What is needed »
In the data, extract each line that holds the string "earth".

____________

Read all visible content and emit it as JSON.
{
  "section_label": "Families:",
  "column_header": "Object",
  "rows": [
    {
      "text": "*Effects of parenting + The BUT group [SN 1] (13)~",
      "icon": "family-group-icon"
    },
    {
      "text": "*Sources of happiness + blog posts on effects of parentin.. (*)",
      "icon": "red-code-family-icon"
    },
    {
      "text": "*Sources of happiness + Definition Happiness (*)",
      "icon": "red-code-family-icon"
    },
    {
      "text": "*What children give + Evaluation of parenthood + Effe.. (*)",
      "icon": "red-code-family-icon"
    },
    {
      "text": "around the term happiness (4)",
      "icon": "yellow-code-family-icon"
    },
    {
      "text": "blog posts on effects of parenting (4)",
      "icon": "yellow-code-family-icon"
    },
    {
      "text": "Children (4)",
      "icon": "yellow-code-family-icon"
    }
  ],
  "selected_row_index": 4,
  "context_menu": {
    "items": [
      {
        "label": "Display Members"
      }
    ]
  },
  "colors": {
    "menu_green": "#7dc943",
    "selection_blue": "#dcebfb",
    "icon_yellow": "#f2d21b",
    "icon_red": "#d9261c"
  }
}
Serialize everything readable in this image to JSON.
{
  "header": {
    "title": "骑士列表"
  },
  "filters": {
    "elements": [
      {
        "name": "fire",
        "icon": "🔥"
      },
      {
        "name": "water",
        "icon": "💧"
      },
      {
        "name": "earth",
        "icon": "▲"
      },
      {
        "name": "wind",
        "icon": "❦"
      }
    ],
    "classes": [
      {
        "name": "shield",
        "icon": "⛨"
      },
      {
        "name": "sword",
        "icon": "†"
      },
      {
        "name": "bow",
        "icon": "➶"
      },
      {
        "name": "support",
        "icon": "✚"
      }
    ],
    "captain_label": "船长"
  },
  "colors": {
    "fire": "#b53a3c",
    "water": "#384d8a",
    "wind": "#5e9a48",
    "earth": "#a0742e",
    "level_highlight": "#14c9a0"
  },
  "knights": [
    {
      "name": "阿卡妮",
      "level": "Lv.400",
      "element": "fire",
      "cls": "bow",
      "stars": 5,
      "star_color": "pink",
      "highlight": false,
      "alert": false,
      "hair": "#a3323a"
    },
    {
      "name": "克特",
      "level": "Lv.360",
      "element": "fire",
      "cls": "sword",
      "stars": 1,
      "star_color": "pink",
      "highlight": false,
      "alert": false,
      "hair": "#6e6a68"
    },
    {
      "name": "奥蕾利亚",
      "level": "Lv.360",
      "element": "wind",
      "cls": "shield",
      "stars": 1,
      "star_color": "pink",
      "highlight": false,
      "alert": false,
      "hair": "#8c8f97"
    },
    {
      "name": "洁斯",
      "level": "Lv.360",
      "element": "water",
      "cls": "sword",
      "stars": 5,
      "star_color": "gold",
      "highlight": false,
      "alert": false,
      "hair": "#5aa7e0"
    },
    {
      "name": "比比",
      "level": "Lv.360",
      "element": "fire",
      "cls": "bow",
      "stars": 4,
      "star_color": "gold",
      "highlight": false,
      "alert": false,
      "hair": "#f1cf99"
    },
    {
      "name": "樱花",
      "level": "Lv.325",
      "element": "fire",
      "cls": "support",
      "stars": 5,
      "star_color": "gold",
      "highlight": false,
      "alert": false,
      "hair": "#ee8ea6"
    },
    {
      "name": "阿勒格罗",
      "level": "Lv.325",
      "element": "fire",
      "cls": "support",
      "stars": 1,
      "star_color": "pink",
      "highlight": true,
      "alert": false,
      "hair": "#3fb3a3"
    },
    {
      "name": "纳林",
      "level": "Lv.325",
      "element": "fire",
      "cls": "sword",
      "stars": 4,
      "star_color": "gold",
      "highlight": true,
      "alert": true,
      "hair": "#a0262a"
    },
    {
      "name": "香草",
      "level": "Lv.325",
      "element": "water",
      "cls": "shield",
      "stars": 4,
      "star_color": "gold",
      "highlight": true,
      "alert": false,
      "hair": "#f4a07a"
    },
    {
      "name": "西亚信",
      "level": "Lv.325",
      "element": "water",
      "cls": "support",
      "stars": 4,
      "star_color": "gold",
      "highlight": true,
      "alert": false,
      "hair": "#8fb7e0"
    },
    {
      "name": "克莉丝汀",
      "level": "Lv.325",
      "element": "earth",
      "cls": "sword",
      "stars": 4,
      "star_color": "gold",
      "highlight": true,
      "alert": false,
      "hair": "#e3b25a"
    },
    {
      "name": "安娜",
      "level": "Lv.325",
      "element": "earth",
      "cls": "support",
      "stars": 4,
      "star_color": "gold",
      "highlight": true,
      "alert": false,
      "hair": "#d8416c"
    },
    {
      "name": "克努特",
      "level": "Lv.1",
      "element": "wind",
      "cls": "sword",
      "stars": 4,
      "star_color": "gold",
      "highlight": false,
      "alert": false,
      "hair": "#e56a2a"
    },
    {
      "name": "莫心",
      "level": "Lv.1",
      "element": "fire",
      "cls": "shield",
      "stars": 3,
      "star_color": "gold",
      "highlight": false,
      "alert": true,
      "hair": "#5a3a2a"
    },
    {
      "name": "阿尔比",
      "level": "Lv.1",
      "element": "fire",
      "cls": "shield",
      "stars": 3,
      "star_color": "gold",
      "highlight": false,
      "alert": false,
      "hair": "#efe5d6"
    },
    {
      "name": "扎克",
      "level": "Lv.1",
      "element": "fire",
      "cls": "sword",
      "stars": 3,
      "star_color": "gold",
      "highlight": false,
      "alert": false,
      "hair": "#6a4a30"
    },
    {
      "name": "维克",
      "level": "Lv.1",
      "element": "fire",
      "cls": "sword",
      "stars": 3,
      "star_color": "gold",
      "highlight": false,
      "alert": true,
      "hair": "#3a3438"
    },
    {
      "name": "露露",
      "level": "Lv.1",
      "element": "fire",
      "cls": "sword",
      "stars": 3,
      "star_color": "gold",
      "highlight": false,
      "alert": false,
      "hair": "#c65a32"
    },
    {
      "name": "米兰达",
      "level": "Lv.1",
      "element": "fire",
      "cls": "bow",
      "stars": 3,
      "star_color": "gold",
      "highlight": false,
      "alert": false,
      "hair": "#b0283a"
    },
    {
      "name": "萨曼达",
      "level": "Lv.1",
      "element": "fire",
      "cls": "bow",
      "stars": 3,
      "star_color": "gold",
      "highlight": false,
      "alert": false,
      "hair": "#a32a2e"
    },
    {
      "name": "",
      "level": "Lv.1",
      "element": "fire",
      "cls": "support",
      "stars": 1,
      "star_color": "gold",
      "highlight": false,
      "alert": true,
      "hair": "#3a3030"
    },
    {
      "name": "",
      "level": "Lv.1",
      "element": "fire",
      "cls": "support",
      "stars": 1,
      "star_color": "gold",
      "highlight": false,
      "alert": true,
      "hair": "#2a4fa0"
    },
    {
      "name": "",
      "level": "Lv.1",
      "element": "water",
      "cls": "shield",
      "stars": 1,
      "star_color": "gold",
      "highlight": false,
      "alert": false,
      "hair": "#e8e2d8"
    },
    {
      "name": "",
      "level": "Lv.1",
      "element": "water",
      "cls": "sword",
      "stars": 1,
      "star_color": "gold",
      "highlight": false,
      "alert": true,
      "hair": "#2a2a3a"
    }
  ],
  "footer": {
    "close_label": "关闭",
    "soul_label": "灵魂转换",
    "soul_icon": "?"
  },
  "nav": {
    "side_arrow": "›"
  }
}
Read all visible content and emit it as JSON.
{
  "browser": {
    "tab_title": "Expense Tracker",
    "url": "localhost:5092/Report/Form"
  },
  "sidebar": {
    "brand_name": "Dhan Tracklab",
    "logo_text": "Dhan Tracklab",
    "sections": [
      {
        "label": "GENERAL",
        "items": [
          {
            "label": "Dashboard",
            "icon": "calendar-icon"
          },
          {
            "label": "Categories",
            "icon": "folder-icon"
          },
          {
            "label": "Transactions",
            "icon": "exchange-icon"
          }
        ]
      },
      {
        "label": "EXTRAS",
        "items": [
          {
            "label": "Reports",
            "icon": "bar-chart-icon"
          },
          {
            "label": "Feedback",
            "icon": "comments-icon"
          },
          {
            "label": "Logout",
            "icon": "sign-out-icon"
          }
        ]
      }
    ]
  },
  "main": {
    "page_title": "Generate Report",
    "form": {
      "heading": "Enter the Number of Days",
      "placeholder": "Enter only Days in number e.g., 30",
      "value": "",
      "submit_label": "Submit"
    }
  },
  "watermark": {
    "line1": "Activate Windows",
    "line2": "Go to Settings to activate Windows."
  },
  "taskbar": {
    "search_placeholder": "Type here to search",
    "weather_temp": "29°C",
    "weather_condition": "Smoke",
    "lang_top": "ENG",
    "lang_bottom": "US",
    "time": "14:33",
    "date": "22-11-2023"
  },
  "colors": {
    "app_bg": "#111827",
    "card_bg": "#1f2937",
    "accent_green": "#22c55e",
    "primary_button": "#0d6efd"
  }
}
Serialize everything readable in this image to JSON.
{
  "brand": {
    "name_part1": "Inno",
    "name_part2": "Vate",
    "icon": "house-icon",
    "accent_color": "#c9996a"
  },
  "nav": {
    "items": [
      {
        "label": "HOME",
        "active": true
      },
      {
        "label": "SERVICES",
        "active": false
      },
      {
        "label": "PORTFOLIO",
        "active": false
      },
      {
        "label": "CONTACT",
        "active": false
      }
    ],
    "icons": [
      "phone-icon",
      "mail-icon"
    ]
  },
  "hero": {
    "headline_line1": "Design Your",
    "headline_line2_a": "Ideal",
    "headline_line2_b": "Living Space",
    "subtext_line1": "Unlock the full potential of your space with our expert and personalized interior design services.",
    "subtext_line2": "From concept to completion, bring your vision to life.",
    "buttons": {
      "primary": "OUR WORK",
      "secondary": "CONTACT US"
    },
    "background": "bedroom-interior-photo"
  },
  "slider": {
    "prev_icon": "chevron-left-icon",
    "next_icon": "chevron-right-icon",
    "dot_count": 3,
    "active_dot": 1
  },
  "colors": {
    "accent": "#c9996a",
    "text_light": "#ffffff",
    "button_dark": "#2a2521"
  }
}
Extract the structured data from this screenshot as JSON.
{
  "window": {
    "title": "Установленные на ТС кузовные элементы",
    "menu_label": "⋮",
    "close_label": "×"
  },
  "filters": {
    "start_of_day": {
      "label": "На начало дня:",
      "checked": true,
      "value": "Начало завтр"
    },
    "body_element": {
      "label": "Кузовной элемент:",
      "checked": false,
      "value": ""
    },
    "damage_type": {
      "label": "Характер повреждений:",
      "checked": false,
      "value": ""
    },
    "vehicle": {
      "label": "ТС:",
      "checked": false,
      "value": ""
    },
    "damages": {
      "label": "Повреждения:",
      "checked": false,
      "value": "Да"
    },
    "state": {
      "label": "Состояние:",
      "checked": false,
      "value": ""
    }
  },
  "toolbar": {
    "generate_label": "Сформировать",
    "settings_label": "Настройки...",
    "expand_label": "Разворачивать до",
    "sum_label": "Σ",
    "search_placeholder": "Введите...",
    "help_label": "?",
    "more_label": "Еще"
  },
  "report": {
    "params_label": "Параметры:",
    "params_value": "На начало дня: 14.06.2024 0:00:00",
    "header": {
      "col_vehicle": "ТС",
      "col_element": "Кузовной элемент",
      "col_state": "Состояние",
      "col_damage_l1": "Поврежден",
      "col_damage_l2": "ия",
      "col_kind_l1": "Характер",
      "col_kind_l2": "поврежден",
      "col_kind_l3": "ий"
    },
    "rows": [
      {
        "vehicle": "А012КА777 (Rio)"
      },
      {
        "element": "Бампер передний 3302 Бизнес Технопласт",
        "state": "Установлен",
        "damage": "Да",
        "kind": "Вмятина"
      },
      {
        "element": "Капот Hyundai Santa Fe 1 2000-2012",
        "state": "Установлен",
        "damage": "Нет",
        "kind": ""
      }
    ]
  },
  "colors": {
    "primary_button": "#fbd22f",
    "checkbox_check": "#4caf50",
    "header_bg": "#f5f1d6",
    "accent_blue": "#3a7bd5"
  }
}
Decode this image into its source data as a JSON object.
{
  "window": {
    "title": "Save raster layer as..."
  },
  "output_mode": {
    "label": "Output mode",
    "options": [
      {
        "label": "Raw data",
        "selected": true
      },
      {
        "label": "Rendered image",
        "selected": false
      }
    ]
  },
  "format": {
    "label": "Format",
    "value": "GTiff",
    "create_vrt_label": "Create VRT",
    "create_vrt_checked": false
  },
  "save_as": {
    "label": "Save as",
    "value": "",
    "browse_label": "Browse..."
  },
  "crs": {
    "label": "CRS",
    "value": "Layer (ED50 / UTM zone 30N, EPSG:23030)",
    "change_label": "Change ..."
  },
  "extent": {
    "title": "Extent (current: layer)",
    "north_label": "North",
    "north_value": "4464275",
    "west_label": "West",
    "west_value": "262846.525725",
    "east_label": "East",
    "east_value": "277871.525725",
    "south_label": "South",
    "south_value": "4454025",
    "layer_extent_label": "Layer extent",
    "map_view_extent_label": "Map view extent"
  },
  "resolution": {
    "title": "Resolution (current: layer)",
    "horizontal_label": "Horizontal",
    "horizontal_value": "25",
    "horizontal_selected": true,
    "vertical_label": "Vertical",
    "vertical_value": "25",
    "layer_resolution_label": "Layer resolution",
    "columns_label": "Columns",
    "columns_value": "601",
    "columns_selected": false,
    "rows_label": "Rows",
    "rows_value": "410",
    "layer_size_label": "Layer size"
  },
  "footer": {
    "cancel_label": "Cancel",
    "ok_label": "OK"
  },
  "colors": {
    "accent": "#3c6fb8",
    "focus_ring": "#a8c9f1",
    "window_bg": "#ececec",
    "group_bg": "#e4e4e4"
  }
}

____________

Finished answer »
        "name": "earth",
    "earth": "#a0742e",
      "element": "earth",
      "element": "earth",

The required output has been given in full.